[What needs to be done]:
Check each line of the records below for the word "klockan" and copy those where it appears.

[Entries]:
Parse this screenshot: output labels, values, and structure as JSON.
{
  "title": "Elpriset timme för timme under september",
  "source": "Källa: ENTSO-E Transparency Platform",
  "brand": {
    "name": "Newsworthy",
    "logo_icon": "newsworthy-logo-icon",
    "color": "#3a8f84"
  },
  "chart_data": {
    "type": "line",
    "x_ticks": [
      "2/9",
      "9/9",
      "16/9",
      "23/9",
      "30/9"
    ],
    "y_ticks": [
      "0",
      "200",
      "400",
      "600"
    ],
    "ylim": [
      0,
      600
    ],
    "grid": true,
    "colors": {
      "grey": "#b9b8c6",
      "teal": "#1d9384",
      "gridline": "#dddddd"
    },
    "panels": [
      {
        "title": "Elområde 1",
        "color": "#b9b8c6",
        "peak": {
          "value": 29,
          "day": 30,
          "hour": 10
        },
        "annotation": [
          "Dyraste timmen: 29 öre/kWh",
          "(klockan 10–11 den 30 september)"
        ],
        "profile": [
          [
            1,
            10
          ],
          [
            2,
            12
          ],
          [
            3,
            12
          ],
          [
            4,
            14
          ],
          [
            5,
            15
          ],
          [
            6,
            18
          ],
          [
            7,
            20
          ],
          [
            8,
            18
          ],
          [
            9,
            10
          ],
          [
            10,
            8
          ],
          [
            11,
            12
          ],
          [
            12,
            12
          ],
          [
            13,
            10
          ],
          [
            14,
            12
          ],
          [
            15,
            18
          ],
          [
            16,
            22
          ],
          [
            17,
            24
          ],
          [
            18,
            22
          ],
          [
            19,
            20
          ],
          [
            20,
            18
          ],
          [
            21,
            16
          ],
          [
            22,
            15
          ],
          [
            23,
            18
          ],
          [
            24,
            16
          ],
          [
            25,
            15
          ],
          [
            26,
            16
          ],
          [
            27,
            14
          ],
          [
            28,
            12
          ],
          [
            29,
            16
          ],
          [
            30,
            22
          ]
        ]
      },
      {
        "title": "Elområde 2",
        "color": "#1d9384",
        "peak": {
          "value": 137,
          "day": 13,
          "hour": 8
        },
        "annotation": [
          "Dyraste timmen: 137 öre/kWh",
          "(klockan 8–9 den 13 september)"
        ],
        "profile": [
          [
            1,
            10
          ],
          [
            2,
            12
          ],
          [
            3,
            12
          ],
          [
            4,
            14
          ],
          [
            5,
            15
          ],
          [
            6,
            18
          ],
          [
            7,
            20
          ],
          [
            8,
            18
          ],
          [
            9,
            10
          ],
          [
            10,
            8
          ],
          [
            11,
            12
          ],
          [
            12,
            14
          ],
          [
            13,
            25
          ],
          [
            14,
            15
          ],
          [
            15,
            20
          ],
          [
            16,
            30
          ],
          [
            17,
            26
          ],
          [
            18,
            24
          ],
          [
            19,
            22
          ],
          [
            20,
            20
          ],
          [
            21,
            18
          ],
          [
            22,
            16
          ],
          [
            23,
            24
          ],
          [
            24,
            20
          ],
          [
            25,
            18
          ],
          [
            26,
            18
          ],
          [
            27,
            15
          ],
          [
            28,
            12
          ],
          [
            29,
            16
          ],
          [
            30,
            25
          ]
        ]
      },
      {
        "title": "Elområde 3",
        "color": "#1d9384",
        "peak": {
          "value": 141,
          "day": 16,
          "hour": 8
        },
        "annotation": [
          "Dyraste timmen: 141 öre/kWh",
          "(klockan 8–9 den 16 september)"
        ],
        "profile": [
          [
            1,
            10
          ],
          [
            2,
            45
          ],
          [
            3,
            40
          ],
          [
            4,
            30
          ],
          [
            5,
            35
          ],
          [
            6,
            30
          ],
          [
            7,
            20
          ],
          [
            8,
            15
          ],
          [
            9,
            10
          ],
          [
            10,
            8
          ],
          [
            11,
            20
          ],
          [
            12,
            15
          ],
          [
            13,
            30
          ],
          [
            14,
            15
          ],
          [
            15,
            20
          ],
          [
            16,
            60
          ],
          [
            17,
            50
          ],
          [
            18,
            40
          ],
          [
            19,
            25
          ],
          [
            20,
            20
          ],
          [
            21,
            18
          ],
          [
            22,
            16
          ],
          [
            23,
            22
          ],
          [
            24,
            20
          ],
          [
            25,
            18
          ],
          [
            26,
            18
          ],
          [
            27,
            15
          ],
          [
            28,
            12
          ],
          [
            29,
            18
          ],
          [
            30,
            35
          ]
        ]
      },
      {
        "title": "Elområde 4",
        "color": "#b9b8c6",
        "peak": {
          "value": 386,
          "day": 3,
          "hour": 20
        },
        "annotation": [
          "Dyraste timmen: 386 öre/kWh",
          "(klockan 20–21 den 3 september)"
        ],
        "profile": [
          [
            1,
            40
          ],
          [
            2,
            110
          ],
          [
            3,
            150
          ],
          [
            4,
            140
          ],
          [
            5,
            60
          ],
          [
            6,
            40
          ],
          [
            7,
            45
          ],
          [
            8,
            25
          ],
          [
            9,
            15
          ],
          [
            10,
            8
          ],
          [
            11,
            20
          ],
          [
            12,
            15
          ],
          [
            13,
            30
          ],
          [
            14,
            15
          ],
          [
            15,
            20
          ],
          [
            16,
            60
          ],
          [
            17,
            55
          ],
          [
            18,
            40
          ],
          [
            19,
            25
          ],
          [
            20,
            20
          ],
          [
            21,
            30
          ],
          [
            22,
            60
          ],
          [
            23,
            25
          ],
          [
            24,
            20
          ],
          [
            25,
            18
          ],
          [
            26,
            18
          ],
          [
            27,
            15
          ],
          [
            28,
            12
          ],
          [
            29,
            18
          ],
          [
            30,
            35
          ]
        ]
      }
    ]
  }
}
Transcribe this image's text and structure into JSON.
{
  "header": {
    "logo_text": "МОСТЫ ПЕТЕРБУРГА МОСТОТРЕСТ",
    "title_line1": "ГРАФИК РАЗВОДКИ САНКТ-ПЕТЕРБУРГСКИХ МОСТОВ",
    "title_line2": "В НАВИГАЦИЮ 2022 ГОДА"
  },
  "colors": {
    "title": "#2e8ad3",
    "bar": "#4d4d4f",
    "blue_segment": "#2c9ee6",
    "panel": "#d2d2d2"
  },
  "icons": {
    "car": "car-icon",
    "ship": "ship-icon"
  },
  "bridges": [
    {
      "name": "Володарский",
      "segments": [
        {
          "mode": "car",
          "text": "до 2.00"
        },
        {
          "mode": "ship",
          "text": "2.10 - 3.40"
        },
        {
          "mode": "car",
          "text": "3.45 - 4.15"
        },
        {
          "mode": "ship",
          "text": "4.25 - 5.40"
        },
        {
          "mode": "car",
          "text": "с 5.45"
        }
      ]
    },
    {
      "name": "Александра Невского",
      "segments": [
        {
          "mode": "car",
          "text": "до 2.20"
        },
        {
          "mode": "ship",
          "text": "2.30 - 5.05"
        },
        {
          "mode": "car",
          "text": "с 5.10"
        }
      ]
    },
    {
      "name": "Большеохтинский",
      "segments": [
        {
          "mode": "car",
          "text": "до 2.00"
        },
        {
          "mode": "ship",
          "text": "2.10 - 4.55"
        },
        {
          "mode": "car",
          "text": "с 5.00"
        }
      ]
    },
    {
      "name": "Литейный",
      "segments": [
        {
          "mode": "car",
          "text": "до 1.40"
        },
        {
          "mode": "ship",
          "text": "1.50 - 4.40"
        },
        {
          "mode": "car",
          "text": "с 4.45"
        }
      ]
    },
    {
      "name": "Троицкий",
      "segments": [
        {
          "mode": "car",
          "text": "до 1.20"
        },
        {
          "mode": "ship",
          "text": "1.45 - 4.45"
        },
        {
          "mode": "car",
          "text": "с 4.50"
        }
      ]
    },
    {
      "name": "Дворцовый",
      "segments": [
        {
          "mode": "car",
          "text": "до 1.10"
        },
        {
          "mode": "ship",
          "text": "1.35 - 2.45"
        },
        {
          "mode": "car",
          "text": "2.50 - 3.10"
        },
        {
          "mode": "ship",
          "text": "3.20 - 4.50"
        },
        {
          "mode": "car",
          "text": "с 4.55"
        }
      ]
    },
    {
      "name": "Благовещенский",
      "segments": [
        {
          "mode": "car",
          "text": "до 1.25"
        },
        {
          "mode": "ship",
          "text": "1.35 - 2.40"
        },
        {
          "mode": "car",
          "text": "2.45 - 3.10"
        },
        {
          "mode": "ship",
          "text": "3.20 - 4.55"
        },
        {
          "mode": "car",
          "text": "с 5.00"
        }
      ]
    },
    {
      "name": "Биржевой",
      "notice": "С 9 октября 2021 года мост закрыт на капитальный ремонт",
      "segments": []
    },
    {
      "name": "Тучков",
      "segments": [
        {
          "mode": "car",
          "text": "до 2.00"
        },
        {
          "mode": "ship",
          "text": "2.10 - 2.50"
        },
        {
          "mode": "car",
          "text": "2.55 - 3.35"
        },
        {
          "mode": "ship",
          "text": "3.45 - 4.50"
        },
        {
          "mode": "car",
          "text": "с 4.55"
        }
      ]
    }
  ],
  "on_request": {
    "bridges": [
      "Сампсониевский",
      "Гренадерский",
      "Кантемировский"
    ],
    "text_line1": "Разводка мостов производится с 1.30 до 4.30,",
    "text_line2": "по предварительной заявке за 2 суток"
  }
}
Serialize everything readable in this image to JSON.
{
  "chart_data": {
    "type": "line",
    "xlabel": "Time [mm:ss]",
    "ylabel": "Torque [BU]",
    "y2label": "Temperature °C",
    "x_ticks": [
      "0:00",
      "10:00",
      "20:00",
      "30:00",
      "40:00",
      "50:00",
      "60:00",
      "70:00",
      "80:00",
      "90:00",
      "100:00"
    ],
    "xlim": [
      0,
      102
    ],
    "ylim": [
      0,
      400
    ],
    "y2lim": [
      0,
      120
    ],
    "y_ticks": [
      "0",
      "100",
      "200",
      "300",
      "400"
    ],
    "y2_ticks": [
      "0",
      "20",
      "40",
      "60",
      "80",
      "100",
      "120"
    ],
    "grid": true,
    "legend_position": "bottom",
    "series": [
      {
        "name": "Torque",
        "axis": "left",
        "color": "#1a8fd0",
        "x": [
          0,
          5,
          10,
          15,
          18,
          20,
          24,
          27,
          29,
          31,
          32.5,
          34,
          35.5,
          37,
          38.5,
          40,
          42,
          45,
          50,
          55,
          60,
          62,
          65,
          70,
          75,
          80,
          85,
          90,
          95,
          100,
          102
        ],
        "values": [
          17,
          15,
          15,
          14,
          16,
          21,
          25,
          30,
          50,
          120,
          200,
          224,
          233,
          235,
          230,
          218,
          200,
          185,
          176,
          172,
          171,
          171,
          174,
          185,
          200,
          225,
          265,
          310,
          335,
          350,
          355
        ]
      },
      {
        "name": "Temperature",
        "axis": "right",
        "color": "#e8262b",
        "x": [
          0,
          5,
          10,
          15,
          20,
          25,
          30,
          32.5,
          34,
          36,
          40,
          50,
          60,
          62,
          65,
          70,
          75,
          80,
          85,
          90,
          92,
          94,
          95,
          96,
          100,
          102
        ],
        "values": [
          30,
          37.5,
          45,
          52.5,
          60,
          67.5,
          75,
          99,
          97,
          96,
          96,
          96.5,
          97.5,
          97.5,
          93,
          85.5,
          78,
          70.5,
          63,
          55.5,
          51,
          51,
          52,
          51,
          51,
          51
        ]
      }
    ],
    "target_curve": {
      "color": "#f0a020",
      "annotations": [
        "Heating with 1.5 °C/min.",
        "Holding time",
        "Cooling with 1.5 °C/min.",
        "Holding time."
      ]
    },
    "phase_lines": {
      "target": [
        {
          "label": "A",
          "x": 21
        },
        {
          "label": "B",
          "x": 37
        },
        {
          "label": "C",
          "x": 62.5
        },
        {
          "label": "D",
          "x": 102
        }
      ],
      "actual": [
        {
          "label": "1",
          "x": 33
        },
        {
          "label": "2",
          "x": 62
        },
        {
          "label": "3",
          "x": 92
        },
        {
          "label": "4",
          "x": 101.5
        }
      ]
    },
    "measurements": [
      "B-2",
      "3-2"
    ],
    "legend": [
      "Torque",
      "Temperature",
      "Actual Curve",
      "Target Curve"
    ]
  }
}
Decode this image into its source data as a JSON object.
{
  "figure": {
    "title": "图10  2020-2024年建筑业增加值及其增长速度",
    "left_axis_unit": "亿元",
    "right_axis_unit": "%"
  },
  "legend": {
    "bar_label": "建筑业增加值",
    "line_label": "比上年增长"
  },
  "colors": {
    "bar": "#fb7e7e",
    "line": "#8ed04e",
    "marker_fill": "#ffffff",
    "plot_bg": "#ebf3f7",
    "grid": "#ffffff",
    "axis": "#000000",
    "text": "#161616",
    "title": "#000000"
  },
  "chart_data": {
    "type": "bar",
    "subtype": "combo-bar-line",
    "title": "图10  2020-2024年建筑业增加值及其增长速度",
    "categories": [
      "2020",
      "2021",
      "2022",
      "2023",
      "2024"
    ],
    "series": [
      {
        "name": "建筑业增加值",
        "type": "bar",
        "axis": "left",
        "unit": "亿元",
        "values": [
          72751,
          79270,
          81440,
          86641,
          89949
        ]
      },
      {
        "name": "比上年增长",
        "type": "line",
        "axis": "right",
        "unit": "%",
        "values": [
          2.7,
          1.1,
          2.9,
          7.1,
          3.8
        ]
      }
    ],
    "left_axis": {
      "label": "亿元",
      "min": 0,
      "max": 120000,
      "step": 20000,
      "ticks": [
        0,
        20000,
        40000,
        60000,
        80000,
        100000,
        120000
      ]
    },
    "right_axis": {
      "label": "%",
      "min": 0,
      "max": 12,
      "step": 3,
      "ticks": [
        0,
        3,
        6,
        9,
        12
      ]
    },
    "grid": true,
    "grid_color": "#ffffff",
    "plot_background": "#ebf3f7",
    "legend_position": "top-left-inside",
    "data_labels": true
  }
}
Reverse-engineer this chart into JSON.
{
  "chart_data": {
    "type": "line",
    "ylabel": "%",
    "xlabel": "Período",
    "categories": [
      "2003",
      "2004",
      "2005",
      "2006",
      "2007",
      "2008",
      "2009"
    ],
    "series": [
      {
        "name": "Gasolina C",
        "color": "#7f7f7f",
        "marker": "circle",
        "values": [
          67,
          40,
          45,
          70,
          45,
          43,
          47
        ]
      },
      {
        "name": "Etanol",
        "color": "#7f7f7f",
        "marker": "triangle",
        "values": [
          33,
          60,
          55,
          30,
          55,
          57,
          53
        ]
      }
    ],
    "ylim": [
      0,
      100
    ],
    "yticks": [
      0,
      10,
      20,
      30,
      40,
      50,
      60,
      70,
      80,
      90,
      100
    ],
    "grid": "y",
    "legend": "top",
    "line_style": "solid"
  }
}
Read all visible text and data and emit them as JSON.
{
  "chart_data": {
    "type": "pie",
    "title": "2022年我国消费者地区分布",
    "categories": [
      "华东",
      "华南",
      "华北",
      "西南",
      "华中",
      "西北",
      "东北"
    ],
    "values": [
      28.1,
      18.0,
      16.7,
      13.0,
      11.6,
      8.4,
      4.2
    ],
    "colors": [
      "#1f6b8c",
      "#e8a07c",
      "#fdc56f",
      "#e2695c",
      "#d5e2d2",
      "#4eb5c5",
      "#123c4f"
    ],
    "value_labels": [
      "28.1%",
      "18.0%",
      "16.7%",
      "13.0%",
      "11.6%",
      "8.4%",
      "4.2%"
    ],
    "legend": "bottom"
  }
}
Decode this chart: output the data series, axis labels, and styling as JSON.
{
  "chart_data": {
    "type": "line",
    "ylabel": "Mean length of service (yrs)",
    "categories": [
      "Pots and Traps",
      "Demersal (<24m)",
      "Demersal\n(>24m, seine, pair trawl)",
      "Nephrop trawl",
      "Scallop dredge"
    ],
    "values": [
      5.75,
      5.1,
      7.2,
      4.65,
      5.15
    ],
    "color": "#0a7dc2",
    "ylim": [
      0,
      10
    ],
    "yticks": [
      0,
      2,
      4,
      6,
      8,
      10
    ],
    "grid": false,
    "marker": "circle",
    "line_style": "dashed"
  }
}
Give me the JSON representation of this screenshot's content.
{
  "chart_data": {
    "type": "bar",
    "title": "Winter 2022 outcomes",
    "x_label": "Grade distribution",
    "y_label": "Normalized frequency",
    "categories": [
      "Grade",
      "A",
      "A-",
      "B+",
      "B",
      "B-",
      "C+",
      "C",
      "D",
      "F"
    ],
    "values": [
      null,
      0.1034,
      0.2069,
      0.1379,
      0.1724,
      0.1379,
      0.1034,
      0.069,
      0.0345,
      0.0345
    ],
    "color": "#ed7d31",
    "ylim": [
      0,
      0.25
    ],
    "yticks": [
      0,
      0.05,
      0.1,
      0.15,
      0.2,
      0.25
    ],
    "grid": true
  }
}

[Reply]:
          "(klockan 10–11 den 30 september)"
          "(klockan 8–9 den 13 september)"
          "(klockan 8–9 den 16 september)"
          "(klockan 20–21 den 3 september)"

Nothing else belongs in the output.